### TEXTO FORNECIDO
⟨

É estranho, realmente é estranho lembrar que passou já um ano desde que terminámos o curso. A palavra "enfermeiros" ecoou por uma Aula Magna repleta de pessoas felizes por nos verem já formados... ecoou na sala onde apresentámos a monografia e onde, ao dizer a última palavra constante na nossa apresentação, terminámos mais um, "apenas" mais um ciclo da nossa vida... ecoou na sala onde dançámos, comemos e bebemos, comemorando o fim desta etapa, na nossa Gala, todos bem vestidos... porque sim... ecoou no avião que nos trouxe de volta naquela maravilhosa viagem de finalistas que nos levou a conhecer terras brasileiras... ecoou no momento em que ouvimos alguém nos dizer "começa no dia x... traga todos os documentos e a farda".
A vocês, srs enfermeiros, formados pela ESECGLx... naquele que foi o seu 4º CLE... dizer que vos sinto hoje tão perto como outrora quando nos encontrávamos diariamente nos corredores da nossa escola... uns mais, com maior frequência, outros menos, como é normal acontecer... todos são pessoas que sinto como integrantes da minha vida passada, presente e futura. Em viagens, jantares, cafés ou dias de praia... vão estando sempre comigo. Com vocês nunca estou sozinha.

⟩

### INSTRUÇÕES
(a) Responda com base no texto:
(i) Quanto tempo passou desde o fim do curso?
(ii) Que terras a viagem de finalistas levou a conhecer?
(iii) Por que escola se formaram os enfermeiros?
(b) Transcreva do texto, sem alterações, o trecho que começa em "A vocês, srs" e vai até "nunca estou sozinha.".
(c) Diga se cada afirmação está de acordo com o texto e cite as palavras que o decidem:
(i) Na Gala de fim de curso, todos estavam bem vestidos.
(ii) A viagem de finalistas teve como destino terras africanas.
(iii) Os encontros diários aconteciam nos corredores da escola.
Estes dados provêm de uma fonte distinta da do texto.

### DADOS FORNECIDOS
⟨

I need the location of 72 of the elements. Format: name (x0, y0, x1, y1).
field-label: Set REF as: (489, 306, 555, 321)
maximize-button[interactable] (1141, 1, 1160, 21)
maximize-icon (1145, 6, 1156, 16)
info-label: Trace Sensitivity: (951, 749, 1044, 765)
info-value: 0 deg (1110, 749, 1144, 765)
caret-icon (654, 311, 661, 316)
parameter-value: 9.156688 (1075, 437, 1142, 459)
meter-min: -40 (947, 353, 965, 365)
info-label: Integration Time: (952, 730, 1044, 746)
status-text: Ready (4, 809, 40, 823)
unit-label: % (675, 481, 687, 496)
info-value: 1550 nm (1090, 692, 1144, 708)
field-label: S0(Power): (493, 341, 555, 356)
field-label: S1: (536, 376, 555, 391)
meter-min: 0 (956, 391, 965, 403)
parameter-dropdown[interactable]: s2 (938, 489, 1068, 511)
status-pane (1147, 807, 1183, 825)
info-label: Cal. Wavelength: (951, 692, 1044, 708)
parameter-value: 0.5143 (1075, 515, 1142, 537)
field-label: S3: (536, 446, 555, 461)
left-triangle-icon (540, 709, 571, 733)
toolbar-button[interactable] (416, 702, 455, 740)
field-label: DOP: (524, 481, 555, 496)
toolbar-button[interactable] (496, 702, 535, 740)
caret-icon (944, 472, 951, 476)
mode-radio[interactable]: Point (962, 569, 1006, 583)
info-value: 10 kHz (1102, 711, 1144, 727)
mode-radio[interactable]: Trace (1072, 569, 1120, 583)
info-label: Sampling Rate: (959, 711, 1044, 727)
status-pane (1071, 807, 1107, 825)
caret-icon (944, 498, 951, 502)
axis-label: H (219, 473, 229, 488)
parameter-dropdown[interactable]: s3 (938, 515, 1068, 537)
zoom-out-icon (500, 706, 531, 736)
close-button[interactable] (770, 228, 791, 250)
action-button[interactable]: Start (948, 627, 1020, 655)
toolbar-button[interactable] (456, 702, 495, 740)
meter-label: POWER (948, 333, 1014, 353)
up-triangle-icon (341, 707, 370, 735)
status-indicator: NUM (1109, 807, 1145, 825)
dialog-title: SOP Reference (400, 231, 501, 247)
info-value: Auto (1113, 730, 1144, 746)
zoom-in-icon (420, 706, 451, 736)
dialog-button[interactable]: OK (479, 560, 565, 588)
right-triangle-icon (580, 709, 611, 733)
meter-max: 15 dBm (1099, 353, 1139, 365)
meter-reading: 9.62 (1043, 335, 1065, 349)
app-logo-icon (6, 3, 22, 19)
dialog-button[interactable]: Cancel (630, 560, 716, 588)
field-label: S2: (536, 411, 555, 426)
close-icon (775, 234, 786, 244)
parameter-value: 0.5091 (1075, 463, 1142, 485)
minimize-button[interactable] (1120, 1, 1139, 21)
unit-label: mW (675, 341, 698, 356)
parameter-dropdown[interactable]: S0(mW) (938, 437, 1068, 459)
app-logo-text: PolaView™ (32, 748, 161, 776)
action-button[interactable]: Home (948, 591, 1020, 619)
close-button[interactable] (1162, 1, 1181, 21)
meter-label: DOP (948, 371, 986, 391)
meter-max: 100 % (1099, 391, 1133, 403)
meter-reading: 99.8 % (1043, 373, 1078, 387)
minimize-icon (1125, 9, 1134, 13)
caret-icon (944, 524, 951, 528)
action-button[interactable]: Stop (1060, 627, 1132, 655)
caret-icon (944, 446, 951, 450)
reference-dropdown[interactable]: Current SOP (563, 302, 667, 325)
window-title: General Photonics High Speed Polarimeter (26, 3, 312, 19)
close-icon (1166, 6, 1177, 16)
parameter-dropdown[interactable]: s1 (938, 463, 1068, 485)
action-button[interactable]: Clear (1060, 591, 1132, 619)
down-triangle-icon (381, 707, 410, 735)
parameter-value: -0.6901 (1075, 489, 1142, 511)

⟩

### RESPOSTAS FORNECIDAS
(a)
(i) Um ano.
(ii) Terras brasileiras.
(iii) Pela ESECGLx.

(b)
A vocês, srs enfermeiros, formados pela ESECGLx... naquele que foi o seu 4º CLE... dizer que vos sinto hoje tão perto como outrora quando nos encontrávamos diariamente nos corredores da nossa escola... uns mais, com maior frequência, outros menos, como é normal acontecer... todos são pessoas que sinto como integrantes da minha vida passada, presente e futura. Em viagens, jantares, cafés ou dias de praia... vão estando sempre comigo. Com vocês nunca estou sozinha.

(c)
(i) Sim: "na nossa Gala, todos bem vestidos"
(ii) Não: "nos levou a conhecer terras brasileiras"
(iii) Sim: "quando nos encontrávamos diariamente nos corredores da nossa escola"